**GIVEN TASK:**
Scan the material that follows. Copy every line containing the word "name".

**ROWS:**
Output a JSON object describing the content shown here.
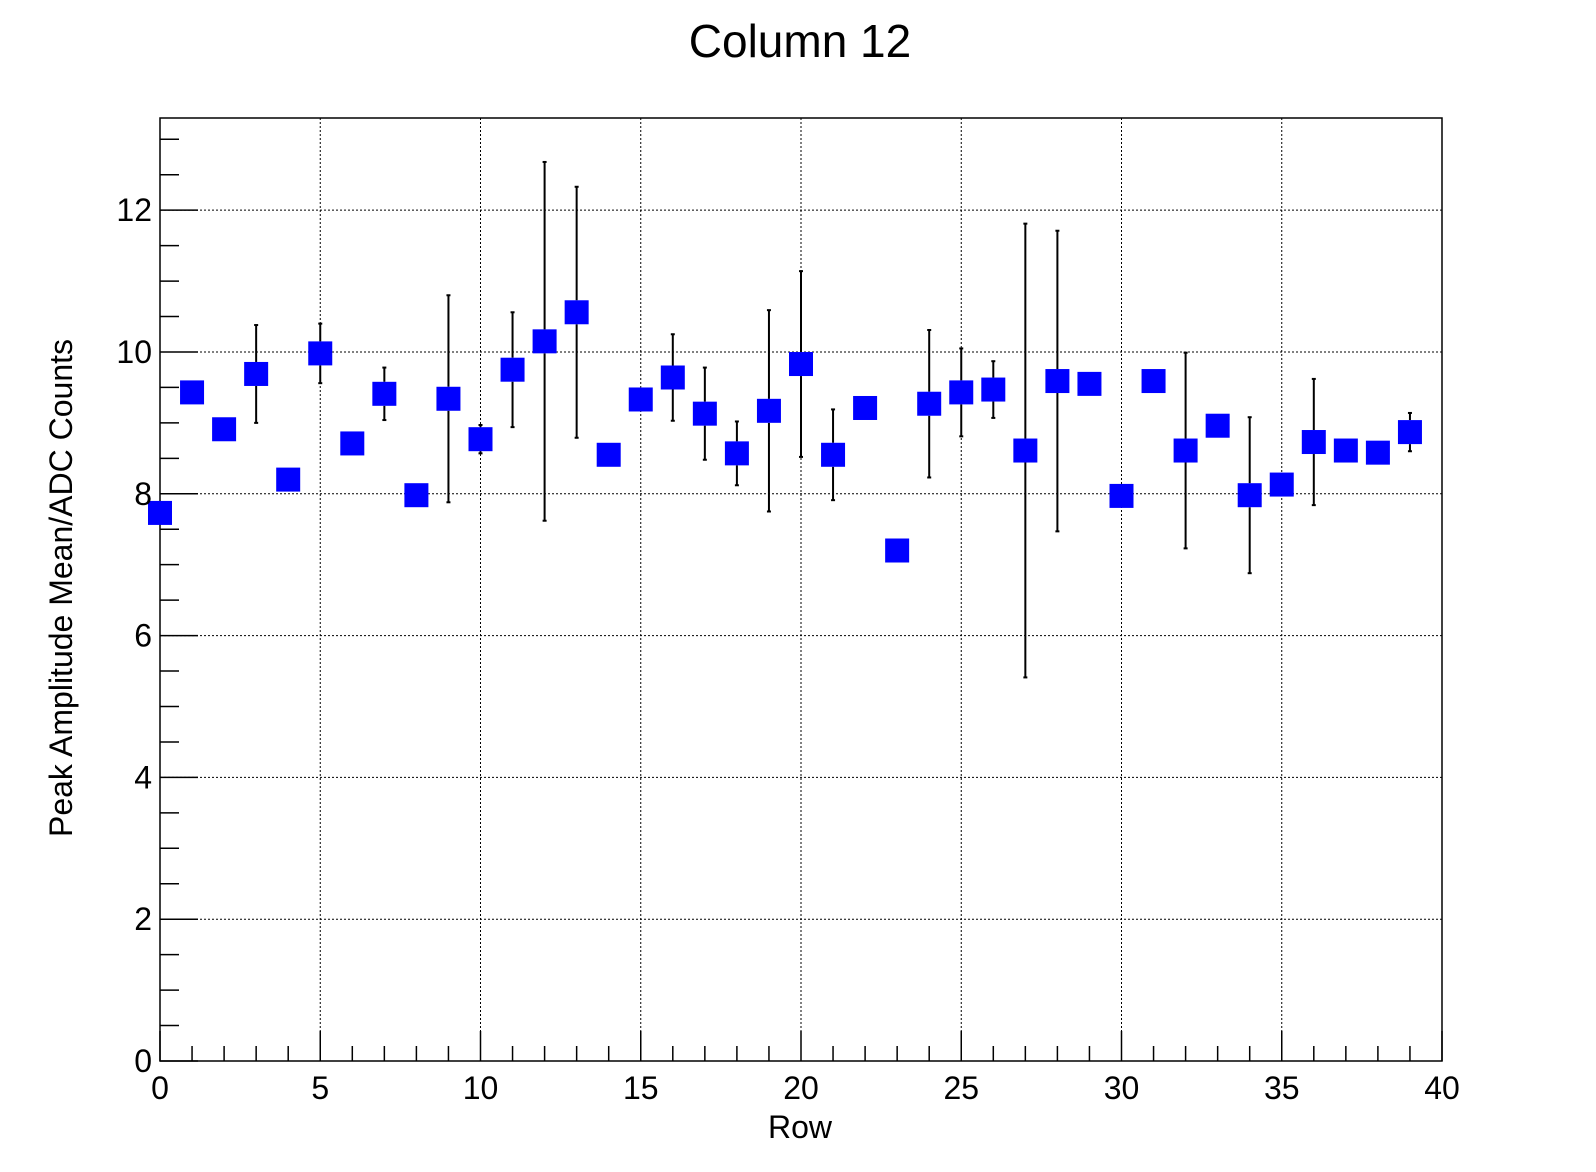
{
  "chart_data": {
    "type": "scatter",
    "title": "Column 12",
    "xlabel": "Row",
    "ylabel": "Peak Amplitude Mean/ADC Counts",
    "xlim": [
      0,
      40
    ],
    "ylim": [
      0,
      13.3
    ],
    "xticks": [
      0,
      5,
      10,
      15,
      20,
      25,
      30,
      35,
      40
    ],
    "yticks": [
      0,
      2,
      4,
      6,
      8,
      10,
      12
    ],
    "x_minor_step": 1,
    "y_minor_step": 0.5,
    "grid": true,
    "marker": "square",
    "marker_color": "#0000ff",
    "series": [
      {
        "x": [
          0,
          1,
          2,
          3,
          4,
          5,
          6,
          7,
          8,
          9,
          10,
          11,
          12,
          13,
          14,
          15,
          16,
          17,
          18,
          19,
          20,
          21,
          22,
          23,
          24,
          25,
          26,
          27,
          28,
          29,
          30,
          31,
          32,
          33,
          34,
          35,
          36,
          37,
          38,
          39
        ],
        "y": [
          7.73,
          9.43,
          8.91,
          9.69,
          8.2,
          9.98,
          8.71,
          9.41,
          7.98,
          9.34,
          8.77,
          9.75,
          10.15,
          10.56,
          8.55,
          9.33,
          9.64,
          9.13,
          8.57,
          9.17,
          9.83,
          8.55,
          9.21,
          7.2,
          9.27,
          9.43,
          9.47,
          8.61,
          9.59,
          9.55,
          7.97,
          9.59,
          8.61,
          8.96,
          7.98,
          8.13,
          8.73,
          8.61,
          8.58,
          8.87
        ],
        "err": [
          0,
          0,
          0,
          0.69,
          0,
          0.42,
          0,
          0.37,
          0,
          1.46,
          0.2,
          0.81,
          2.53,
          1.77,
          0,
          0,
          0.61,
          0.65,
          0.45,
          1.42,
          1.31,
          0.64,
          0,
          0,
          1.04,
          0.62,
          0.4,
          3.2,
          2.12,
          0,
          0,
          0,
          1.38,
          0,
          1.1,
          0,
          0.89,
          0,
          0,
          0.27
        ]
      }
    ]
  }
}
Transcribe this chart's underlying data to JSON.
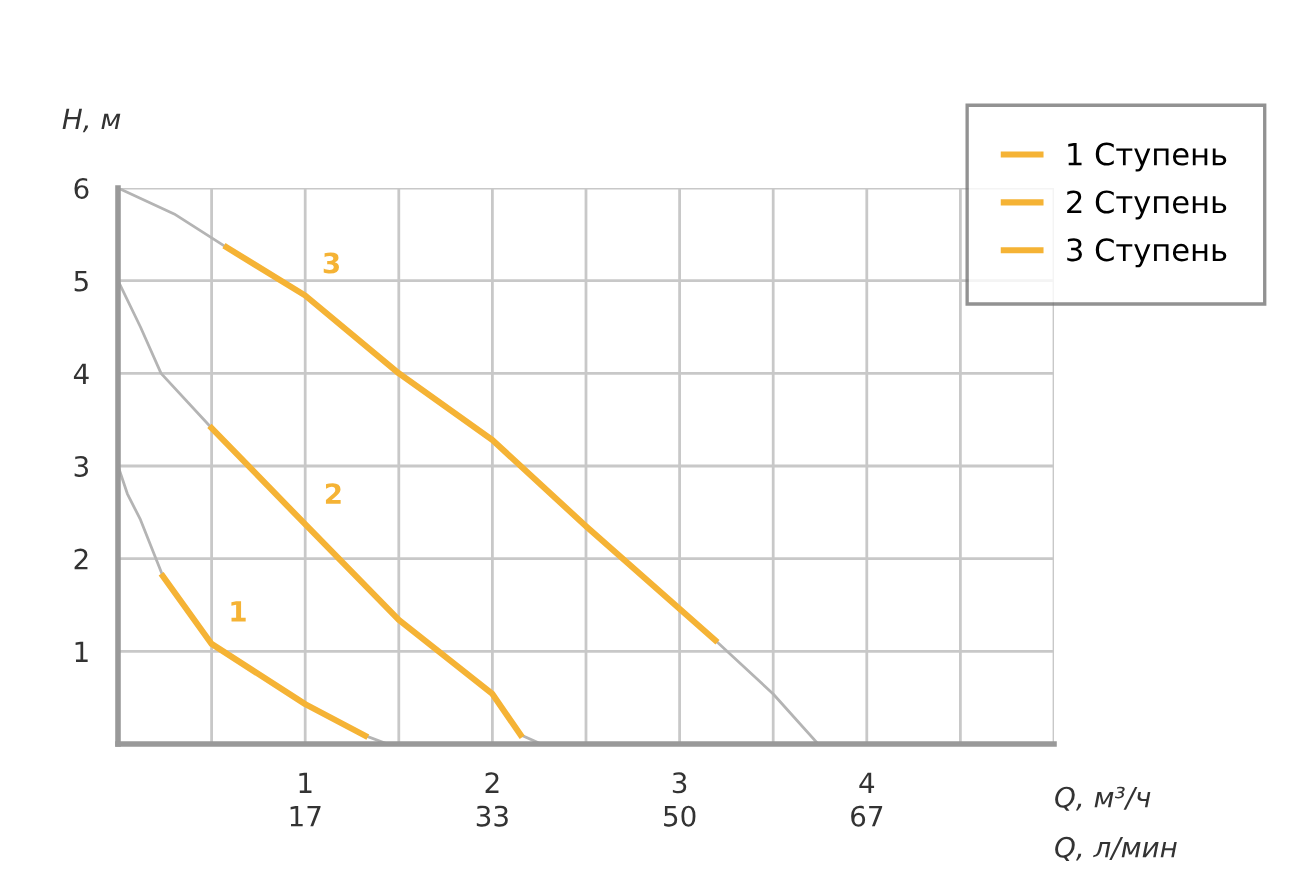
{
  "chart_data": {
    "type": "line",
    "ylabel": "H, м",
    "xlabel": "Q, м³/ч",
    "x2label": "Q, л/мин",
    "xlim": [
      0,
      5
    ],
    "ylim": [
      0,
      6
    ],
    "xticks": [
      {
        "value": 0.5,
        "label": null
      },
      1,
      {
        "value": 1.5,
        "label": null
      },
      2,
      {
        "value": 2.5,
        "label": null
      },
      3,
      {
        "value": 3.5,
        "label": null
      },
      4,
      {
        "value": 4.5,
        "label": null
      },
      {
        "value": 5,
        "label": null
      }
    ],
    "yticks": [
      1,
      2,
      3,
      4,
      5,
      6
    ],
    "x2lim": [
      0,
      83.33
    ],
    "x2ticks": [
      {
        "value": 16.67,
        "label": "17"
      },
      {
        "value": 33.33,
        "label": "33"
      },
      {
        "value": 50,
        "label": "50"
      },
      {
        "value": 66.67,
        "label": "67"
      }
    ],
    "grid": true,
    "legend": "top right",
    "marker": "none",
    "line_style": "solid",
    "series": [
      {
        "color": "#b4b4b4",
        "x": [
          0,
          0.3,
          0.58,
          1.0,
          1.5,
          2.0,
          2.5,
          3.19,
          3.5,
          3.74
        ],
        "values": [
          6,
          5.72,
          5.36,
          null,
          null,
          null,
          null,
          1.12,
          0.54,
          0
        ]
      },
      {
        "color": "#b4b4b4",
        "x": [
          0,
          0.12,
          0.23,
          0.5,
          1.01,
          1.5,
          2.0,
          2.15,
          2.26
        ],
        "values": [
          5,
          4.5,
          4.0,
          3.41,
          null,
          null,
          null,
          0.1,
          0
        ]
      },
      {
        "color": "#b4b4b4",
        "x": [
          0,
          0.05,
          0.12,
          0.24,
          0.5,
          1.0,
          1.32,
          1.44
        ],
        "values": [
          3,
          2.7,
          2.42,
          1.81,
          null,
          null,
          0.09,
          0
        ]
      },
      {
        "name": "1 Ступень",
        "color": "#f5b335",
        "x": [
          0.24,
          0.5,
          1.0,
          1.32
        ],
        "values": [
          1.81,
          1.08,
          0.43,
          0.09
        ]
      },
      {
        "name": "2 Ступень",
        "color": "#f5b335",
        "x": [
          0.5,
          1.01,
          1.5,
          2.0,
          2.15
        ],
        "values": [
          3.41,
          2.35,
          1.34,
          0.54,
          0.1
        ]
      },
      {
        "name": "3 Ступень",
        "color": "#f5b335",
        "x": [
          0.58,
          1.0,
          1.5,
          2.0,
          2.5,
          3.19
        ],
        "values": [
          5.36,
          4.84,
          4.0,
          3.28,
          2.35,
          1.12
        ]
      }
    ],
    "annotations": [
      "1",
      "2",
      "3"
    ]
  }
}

**SOLUTION:**
        "name": "1 Ступень",
        "name": "2 Ступень",
        "name": "3 Ступень",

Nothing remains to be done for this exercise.